Benoît XVI, premier pape du xxie siècle, aura aussi été le premier pape confronté à la crise la plus grave de l’Église depuis des siècles : le scandale de la pédocriminalité des prêtres et des abus sexuels et spirituels. Déjà comme préfet de la Congrégation pour la doctrine de la foi, vers laquelle remontaient dès les années 1980-1990 les informations sur ce qu’on appelait encore la « pédophilie », il a certainement été l’homme d’Église le plus tôt et le mieux informé sur l’ampleur du phénomène. Mais cela le mettait aussi en première ligne pour y remédier. Une rumeur bienveillante l’a crédité d’avoir tenté, en vain, d’alerter le pape Jean-Paul II, aussi sur les méfaits de son ami, le prêtre mexicain Marcial Maciel, fondateur des Légionnaires du Christ, prédateur sexuel de haut vol. Cette version favorable est toutefois contestée3, et on ne saurait s’en étonner : jusqu’au bout, il a défendu une conception archi-traditionnelle du rôle unique du prêtre, homme du sacré, masculin et célibataire, c’est-à-dire au centre d’un système clérical qui s’autoprotège et que beaucoup considèrent comme une explication centrale de la persistance des abus dans l’Église catholique.

- Documents fournis:
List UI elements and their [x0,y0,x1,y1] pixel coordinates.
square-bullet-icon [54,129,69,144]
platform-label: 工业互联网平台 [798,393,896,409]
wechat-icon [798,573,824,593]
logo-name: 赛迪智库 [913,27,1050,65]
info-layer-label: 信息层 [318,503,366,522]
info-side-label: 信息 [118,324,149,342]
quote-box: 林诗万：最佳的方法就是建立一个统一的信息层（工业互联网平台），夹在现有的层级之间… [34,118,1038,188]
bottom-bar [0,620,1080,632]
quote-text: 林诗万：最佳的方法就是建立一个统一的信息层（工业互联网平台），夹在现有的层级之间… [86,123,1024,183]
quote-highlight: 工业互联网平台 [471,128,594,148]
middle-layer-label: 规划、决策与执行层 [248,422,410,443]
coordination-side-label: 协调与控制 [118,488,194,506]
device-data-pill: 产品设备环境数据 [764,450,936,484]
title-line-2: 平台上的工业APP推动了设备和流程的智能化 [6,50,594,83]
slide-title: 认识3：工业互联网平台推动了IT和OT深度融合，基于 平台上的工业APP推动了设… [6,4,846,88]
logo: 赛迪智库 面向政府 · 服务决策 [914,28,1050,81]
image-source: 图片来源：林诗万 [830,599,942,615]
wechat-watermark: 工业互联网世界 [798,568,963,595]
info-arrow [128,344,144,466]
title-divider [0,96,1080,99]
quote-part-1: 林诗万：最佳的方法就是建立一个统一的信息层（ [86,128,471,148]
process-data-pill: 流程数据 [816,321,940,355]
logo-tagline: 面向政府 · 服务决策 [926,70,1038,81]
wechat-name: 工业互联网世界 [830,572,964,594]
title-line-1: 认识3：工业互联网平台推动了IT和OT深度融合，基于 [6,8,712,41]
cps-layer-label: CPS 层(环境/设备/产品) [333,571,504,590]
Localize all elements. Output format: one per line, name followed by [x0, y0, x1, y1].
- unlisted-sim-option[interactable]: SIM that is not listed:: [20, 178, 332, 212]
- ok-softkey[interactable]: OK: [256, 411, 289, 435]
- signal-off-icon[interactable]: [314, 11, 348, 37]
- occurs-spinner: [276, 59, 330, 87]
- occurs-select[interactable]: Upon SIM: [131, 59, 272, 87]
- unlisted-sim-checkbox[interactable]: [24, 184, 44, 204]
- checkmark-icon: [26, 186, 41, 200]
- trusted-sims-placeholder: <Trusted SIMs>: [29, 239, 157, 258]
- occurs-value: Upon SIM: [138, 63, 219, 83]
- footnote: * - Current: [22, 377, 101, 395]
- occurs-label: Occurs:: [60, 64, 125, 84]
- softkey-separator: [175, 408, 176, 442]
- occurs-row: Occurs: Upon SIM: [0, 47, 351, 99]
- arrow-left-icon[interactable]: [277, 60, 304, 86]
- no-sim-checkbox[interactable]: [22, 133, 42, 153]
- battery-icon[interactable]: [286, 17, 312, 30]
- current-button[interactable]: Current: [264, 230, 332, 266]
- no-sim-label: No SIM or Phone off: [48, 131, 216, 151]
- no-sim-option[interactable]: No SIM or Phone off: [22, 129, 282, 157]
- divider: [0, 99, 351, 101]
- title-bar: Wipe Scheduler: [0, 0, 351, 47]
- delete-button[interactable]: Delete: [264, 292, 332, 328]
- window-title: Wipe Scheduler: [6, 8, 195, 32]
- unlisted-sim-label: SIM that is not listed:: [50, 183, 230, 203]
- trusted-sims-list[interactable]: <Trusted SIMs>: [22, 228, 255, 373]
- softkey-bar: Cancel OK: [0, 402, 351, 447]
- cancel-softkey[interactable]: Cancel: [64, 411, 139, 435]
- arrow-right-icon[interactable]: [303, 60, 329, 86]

- Consigne 1:
Traduisez en anglais cette phrase de l'extrait sur Benoît XVI : « Benoît XVI, premier pape du xxie siècle, aura aussi été le premier pape confronté à la crise la plus grave de l’Église depuis des siècles : le scandale de la pédocriminalité des prêtres et des abus sexuels et spirituels. »
- Consigne 2:
Dans l'extrait sur Benoît XVI, réécrivez plus brièvement le paragraphe qui commence par « Benoît XVI, premier pape du xxie siècle », sans perdre ses faits principaux.
- Consigne 3:
Poursuivez l'extrait sur Benoît XVI à partir de sa dernière phrase.

- Réponse 1:
Benedict XVI, the first pope of the 21st century, will also have been the first pope to face the most serious crisis the Church has known in centuries: the scandal of child sexual abuse by priests and of sexual and spiritual abuse.

- Réponse 2:
Benoît XVI, premier pape du xxie siècle, a aussi été le premier à affronter la plus grave crise de l'Église depuis des siècles : la pédocriminalité des prêtres et les abus sexuels et spirituels. Préfet de la Congrégation pour la doctrine de la foi, qui recevait dès les années 1980-1990 les informations sur ces faits, il en a sans doute été informé plus tôt et mieux que tout autre homme d'Église. Il était donc aussi en première ligne pour y remédier. Une rumeur favorable dit qu'il aurait tenté en vain d'alerter Jean-Paul II, notamment sur Marcial Maciel, fondateur des Légionnaires du Christ et prédateur sexuel. Cette version est toutefois contestée. Jusqu'au bout, il a en effet défendu une vision très traditionnelle du prêtre : un homme du sacré, masculin et célibataire. Ce prêtre est au centre d'un système clérical qui se protège lui-même, et beaucoup voient dans ce système une explication centrale de la persistance des abus.

- Réponse 3:
  • 1. Voir Jürgen Habermas et Joseph Ratzinger, « Les fondements prépolitiques de l’État démocratique », Esprit, juillet 2004, repris dans Raison et religion. La dialectique de la sécularisation, préface de Florian Schuler, trad. et présentation par Jean-Louis Schlegel, Paris, Salvator, 2010.
  • 2. Joseph Ratzinger, Œuvres complètes, vol. VI, t. 1, Jésus de Nazareth. La figure et le message [2007-2012], éd. de Gerhard Ludwig Müller, trad. par Sylvie Garoche, Sion, Parole et Silence, 2014.
  • 3. En particulier par Xavier Léger, ancien légionnaire du Christ. Voir Xavier Léger, « Benoît XVI et les Légionnaires du Christ : ce passif qui ne passe pas », Golias-Hebdo, no 753, janvier 2023.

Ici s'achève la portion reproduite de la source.